YOUR INSTRUCTIONS. Single out the lines that include the word "Plains". Copy them.

****

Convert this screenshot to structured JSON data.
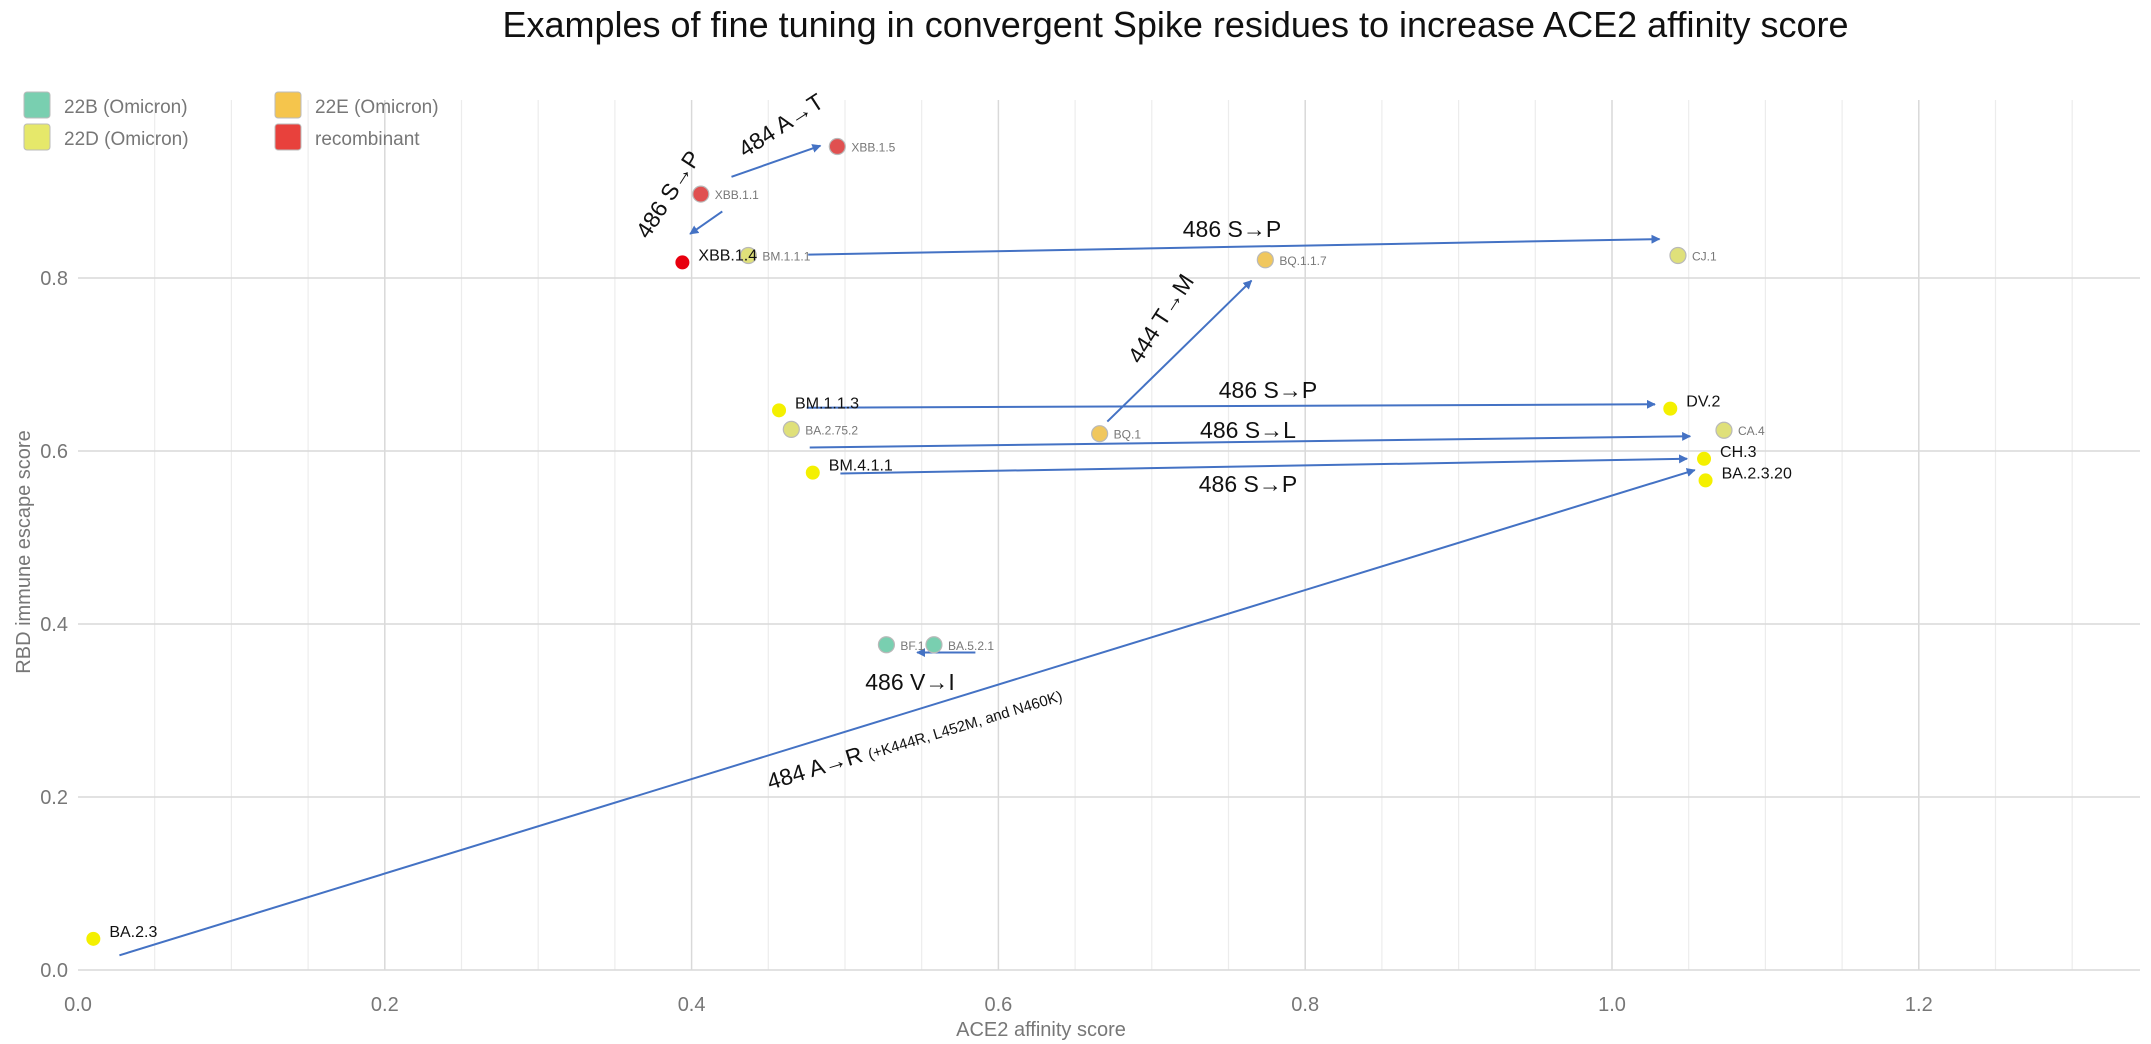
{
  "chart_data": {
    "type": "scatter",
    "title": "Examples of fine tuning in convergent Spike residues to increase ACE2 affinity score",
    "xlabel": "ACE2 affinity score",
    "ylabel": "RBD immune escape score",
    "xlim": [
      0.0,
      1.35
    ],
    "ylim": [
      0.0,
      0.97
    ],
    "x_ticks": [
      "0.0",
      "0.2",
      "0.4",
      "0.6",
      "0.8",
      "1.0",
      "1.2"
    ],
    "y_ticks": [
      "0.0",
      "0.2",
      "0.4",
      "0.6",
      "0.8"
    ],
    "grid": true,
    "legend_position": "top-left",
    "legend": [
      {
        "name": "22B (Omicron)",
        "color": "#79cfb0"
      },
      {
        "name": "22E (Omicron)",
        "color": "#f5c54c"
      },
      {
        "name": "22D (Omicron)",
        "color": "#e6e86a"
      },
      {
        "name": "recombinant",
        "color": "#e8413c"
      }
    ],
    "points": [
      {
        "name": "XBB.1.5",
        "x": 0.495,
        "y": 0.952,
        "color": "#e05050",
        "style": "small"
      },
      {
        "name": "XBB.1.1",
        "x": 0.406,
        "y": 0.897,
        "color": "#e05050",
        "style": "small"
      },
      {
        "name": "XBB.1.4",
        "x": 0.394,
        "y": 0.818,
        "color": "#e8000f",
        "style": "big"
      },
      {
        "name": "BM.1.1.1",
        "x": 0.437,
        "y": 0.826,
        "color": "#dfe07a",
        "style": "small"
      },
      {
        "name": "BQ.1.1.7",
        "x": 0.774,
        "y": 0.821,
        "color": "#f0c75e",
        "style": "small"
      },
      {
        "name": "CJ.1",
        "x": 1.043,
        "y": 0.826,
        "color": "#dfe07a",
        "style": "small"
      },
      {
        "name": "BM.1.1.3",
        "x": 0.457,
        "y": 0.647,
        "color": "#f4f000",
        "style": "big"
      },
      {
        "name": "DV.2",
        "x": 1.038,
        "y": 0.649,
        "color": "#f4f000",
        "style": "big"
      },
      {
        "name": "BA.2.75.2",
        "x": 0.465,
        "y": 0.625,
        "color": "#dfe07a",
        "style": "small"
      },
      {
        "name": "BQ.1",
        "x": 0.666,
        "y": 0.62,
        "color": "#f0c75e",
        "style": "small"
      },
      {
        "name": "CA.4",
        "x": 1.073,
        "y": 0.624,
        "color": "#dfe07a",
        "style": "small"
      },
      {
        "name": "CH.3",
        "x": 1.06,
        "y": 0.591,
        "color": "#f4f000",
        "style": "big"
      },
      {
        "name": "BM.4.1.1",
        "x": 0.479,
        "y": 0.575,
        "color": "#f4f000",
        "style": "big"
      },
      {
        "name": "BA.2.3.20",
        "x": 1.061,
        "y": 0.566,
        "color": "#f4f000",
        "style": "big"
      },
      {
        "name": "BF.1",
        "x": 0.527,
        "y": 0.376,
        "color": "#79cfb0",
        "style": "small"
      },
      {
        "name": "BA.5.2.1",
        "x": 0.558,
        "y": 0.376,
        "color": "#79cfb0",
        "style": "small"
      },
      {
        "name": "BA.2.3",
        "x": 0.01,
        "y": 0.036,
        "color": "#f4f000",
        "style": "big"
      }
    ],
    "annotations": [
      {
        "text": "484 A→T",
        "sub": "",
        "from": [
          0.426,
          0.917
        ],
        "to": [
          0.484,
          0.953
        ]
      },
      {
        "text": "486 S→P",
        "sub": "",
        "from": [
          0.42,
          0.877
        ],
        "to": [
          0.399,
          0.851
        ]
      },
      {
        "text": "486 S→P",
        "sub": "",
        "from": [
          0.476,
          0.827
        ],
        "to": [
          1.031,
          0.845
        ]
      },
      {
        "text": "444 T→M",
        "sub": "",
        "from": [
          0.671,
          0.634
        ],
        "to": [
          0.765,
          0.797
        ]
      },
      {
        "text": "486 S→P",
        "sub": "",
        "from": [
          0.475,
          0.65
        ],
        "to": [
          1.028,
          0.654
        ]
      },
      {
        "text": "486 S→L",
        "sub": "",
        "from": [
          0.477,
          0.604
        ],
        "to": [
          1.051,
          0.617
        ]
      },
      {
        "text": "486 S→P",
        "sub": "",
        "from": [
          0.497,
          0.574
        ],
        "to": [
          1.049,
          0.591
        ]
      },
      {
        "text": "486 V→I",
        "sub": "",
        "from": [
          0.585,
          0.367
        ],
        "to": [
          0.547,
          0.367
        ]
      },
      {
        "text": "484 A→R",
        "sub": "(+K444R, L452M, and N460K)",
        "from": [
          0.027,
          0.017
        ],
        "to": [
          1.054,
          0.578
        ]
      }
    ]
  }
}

****

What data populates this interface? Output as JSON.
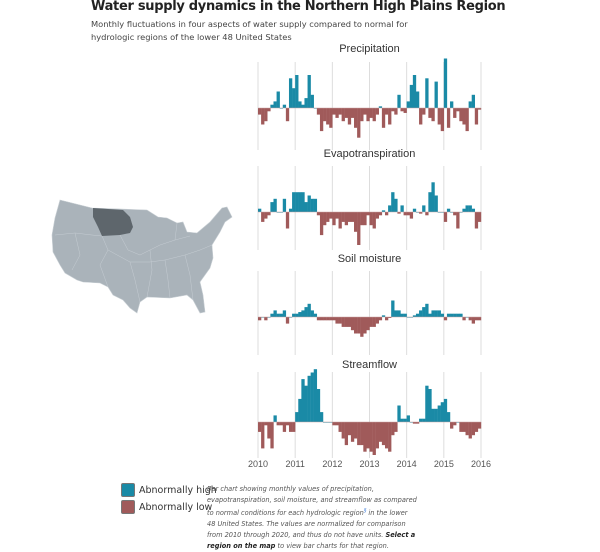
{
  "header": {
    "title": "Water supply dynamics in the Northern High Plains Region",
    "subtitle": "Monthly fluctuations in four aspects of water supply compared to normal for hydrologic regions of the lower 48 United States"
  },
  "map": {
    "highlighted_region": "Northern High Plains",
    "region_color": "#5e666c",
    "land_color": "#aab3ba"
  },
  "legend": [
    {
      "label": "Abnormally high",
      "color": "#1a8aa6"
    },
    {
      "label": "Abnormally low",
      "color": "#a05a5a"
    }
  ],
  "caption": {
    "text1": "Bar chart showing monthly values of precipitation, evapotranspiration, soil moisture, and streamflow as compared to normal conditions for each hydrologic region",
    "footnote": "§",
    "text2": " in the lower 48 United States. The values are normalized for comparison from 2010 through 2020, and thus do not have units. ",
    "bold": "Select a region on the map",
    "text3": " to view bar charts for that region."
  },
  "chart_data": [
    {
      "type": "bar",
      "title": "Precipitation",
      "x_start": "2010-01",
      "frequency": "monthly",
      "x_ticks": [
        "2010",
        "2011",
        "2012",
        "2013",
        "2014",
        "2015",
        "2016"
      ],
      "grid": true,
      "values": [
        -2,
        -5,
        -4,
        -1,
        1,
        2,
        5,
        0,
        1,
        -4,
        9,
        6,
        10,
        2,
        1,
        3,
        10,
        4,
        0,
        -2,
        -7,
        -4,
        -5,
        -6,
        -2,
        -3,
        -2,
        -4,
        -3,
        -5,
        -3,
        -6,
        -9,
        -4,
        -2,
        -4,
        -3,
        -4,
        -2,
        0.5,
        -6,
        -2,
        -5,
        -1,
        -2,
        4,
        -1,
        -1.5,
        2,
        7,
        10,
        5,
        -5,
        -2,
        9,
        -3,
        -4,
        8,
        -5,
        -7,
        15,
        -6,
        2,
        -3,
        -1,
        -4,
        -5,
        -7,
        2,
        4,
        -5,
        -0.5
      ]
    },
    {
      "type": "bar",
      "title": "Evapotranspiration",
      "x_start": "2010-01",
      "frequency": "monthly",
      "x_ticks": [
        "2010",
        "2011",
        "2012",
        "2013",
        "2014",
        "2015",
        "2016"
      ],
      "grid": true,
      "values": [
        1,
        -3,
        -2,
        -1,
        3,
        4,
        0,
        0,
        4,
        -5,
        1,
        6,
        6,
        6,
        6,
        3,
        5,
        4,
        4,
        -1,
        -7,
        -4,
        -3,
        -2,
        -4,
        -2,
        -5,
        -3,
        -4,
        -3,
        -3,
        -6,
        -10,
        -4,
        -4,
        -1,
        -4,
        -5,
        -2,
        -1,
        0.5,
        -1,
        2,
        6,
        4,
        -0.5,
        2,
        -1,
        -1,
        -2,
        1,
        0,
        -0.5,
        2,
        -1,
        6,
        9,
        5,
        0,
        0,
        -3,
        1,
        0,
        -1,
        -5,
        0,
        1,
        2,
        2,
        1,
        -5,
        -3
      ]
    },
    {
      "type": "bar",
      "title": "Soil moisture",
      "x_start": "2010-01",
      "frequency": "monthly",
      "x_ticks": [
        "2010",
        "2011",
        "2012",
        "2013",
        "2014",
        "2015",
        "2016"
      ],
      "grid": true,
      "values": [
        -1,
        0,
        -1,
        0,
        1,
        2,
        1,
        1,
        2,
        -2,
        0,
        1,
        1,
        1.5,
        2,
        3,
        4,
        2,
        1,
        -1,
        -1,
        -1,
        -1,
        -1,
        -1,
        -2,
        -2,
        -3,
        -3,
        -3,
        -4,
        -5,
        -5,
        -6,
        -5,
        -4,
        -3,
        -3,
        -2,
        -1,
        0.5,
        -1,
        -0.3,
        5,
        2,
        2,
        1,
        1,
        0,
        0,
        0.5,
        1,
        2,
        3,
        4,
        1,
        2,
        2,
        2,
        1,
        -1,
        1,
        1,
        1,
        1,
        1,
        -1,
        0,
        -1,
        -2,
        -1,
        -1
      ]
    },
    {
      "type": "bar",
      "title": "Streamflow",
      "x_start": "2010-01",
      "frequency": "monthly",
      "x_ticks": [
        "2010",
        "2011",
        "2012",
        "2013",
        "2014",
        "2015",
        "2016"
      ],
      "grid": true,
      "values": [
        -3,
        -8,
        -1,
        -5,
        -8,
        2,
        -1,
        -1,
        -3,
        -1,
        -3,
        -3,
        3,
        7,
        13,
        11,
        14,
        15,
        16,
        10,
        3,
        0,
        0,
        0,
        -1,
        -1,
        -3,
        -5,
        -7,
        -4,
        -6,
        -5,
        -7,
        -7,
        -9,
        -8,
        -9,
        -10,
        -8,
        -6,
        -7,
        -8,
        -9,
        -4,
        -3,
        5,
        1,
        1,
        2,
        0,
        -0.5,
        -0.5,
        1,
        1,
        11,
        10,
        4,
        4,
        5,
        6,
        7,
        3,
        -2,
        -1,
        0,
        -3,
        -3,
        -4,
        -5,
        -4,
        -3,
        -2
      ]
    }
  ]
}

****

THE RESULT.
    "title": "Water supply dynamics in the Northern High Plains Region",
    "highlighted_region": "Northern High Plains",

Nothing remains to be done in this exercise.